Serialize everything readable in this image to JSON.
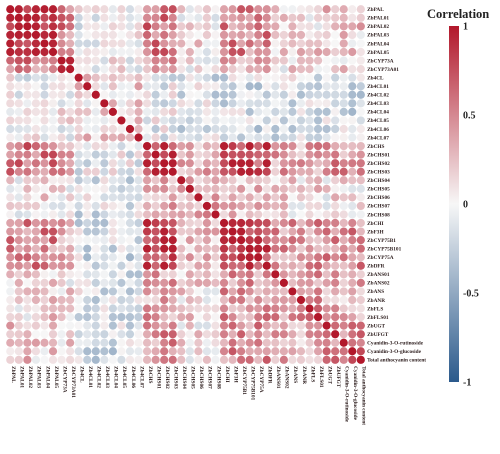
{
  "chart_data": {
    "type": "heatmap",
    "variables": [
      "ZbPAL",
      "ZbPAL01",
      "ZbPAL02",
      "ZbPAL03",
      "ZbPAL04",
      "ZbPAL05",
      "ZbCYP73A",
      "ZbCYP73A01",
      "Zb4CL",
      "Zb4CL01",
      "Zb4CL02",
      "Zb4CL03",
      "Zb4CL04",
      "Zb4CL05",
      "Zb4CL06",
      "Zb4CL07",
      "ZbCHS",
      "ZbCHS01",
      "ZbCHS02",
      "ZbCHS03",
      "ZbCHS04",
      "ZbCHS05",
      "ZbCHS06",
      "ZbCHS07",
      "ZbCHS08",
      "ZbCHI",
      "ZbF3H",
      "ZbCYP75B1",
      "ZbCYP75B101",
      "ZbCYP75A",
      "ZbDFR",
      "ZbANS01",
      "ZbANS02",
      "ZbANS",
      "ZbANR",
      "ZbFLS",
      "ZbFLS01",
      "ZbUGT",
      "ZbUFGT",
      "Cyanidin-3-O-rutinoside",
      "Cyanidin-3-O-glucoside",
      "Total anthocyanin content"
    ],
    "legend": {
      "title": "Correlation",
      "ticks": [
        "1",
        "0.5",
        "0",
        "-0.5",
        "-1"
      ],
      "tick_values": [
        1,
        0.5,
        0,
        -0.5,
        -1
      ],
      "colors": {
        "high": "#b2182b",
        "mid": "#f7f7f7",
        "low": "#2b5a8c"
      }
    },
    "value_range": [
      -1,
      1
    ],
    "layout": "full-matrix, circle markers, correlation coefficient per cell",
    "approximate_block_values": {
      "ZbPAL..ZbPAL05 (within)": 0.9,
      "ZbCHS02..ZbCHS03 with ZbCHI..ZbDFR": 0.8,
      "ZbCHI..ZbDFR (within)": 0.9,
      "Zb4CL01..Zb4CL07 with most genes": -0.2,
      "ZbCHS06..ZbCHS07 with most genes": -0.2
    }
  }
}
§
PROBLEM REQUIREMENTS
Search the data for the string "Cyanidin" and copy each line where it appears.

ANSWER SECTION
      "Cyanidin-3-O-rutinoside",
      "Cyanidin-3-O-glucoside",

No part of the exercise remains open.